BEGIN ARTICLE

It would be better if we could somehow get the last debug_event_t that occured inside the debugger module. This is possible if we use the APPCALL_DEBEV option. Let us repeat the previous example but with the APPCALL_DEBEV option enabled:
auto e;
try
{
set_appcall_options(APPCALL_DEBEV); // Enable debug event capturing
ref1(6);
}
catch (e)
{
// Exception occured ..... this time "e" is populated with debug_event_t fields (check idd.hpp)
}
And in this case, if we dump the exception object's contents, we get these attributes:
Unhandled exception: object
can_cont: 1. 1h 1o
code: 3221225477. C0000005h 30000000005o
ea: 4198442. 40102Ah 20010052o
eid: 64. 40h 100o
file: ""
func: "___idcexec0"
handled: 1. 1h 1o
info: "The instruction at 0x40102A referenced memory at 0x6. The memory could not be read"
line: 2. 2h 2o
pc: 11. Bh 13o
pid: 40128. 9CC0h 116300o
ref: 6. 6h 6o
tid: 36044. 8CCCh 106314o
Appcall related functions
There are some functions that can be used while working with Appcalls.
parse_decl/get_tinfo/sizeof
The get_tinfo() function is used to retrieve the typeinfo string associated with a given address.
/// Get type information of function/variable as 'typeinfo' object
/// ea - the address of the object
/// type_name - name of a named type
/// returns: typeinfo object, 0 - failed
/// The typeinfo object has one mandatory attribute: typid
typeinfo get_tinfo(long ea);
typeinfo get_tinfo(string type_name);
The parse_decl() function is used to construct a typeinfo string from a type string. We already used it to construct a typeinfo string and passed it to dbg_appcall().
/// Parse one type declaration
/// input - a C declaration
/// flags - combination of PT_... constants or 0
/// PT_FILE should not be specified in flags (it is ignored)

END ARTICLE
BEGIN GIVEN DATA

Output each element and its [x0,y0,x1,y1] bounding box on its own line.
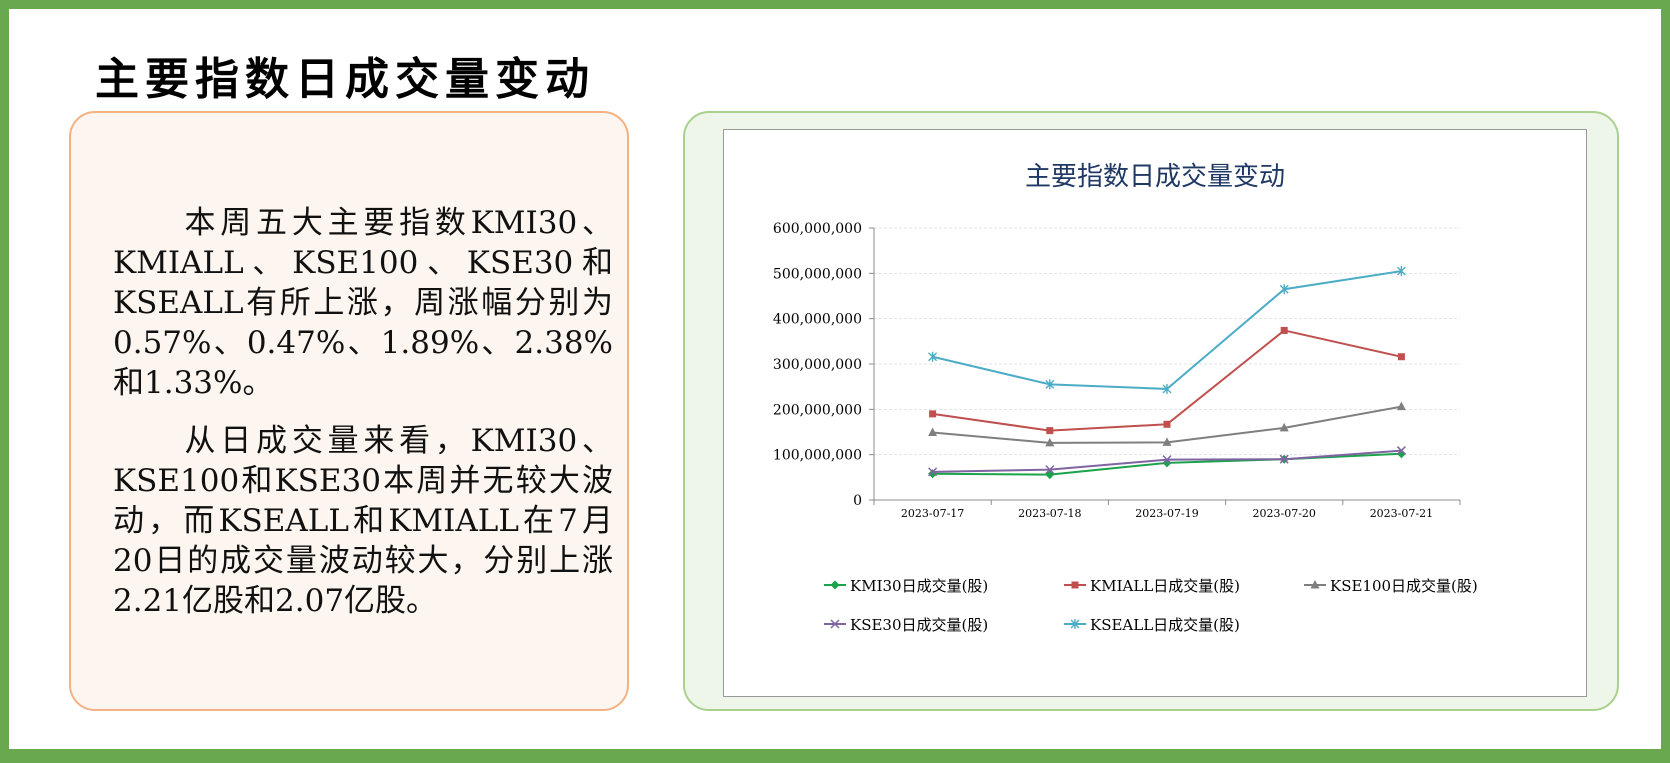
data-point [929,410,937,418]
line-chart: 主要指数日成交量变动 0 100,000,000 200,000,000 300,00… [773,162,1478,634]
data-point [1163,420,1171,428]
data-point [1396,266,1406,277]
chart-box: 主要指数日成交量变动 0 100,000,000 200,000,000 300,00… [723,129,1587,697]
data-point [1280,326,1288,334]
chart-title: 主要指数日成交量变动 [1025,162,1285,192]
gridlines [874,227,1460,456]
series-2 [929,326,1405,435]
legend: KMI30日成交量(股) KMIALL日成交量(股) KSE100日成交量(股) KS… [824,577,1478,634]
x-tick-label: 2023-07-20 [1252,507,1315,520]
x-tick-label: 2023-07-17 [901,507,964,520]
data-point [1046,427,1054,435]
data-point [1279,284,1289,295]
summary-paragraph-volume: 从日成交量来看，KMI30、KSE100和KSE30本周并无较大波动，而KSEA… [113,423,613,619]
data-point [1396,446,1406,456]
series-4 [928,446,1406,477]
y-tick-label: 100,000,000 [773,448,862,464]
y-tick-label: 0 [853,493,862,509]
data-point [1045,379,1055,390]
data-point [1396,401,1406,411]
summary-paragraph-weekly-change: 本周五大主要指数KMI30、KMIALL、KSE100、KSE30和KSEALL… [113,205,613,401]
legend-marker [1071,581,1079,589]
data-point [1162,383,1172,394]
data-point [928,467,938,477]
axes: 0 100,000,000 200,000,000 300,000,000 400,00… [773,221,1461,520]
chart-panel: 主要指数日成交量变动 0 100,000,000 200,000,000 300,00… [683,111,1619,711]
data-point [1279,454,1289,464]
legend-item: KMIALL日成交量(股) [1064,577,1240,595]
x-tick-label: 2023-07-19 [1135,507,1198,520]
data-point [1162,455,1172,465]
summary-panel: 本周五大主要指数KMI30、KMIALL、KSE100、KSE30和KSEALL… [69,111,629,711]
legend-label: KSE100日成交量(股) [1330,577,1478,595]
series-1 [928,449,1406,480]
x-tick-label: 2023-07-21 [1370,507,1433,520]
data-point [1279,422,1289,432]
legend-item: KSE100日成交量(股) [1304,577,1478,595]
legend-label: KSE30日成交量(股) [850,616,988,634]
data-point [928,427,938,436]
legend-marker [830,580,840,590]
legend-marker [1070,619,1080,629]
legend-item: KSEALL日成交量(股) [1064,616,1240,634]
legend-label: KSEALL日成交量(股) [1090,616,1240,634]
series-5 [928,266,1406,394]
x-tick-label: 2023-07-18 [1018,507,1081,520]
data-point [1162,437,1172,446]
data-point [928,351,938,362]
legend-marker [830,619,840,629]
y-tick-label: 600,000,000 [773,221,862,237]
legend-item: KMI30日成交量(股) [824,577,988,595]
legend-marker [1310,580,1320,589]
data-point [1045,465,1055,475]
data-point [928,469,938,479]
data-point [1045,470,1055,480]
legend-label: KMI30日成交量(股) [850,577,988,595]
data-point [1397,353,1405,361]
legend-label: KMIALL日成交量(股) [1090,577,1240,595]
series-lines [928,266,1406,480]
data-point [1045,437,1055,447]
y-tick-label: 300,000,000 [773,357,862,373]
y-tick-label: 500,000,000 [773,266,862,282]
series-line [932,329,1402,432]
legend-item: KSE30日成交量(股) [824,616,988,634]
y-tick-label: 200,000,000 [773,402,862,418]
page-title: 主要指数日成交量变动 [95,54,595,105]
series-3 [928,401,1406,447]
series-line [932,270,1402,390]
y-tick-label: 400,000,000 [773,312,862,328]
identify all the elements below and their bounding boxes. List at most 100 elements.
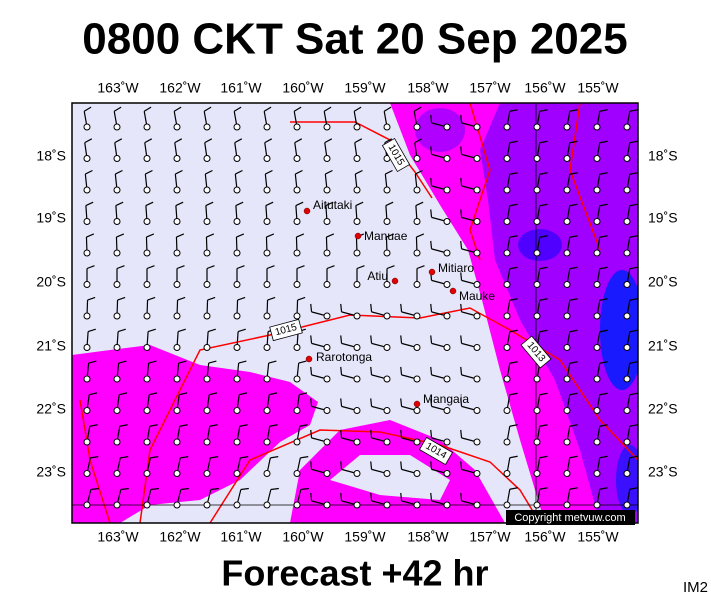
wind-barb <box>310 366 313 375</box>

END GIVEN DATA

REQUIRED TASKS -
- A) Print the part of the Appcall article from "handled: 1. 1h" to "working with Appcalls." word for word.
- B) Output the records unchanged from the line with "data-point [929,410,937,418]" to the line with "y-tick-label: 100,000,000 [773,448,862,464]", including both of those lines and nothing else.
The records are unrelated to the Appcall article.

ANSWER LIST -
- A)
handled: 1. 1h 1o
info: "The instruction at 0x40102A referenced memory at 0x6. The memory could not be read"
line: 2. 2h 2o
pc: 11. Bh 13o
pid: 40128. 9CC0h 116300o
ref: 6. 6h 6o
tid: 36044. 8CCCh 106314o
Appcall related functions
There are some functions that can be used while working with Appcalls.

- B)
data-point [929,410,937,418]
line-chart: 主要指数日成交量变动 0 100,000,000 200,000,000 300,00… [773,162,1478,634]
data-point [1163,420,1171,428]
data-point [1396,266,1406,277]
chart-box: 主要指数日成交量变动 0 100,000,000 200,000,000 300,00… [723,129,1587,697]
data-point [1280,326,1288,334]
chart-title: 主要指数日成交量变动 [1025,162,1285,192]
gridlines [874,227,1460,456]
series-2 [929,326,1405,435]
legend: KMI30日成交量(股) KMIALL日成交量(股) KSE100日成交量(股) KS… [824,577,1478,634]
x-tick-label: 2023-07-20 [1252,507,1315,520]
x-tick-label: 2023-07-17 [901,507,964,520]
data-point [1046,427,1054,435]
data-point [1279,284,1289,295]
summary-paragraph-volume: 从日成交量来看，KMI30、KSE100和KSE30本周并无较大波动，而KSEA… [113,423,613,619]
data-point [1396,446,1406,456]
series-4 [928,446,1406,477]
y-tick-label: 100,000,000 [773,448,862,464]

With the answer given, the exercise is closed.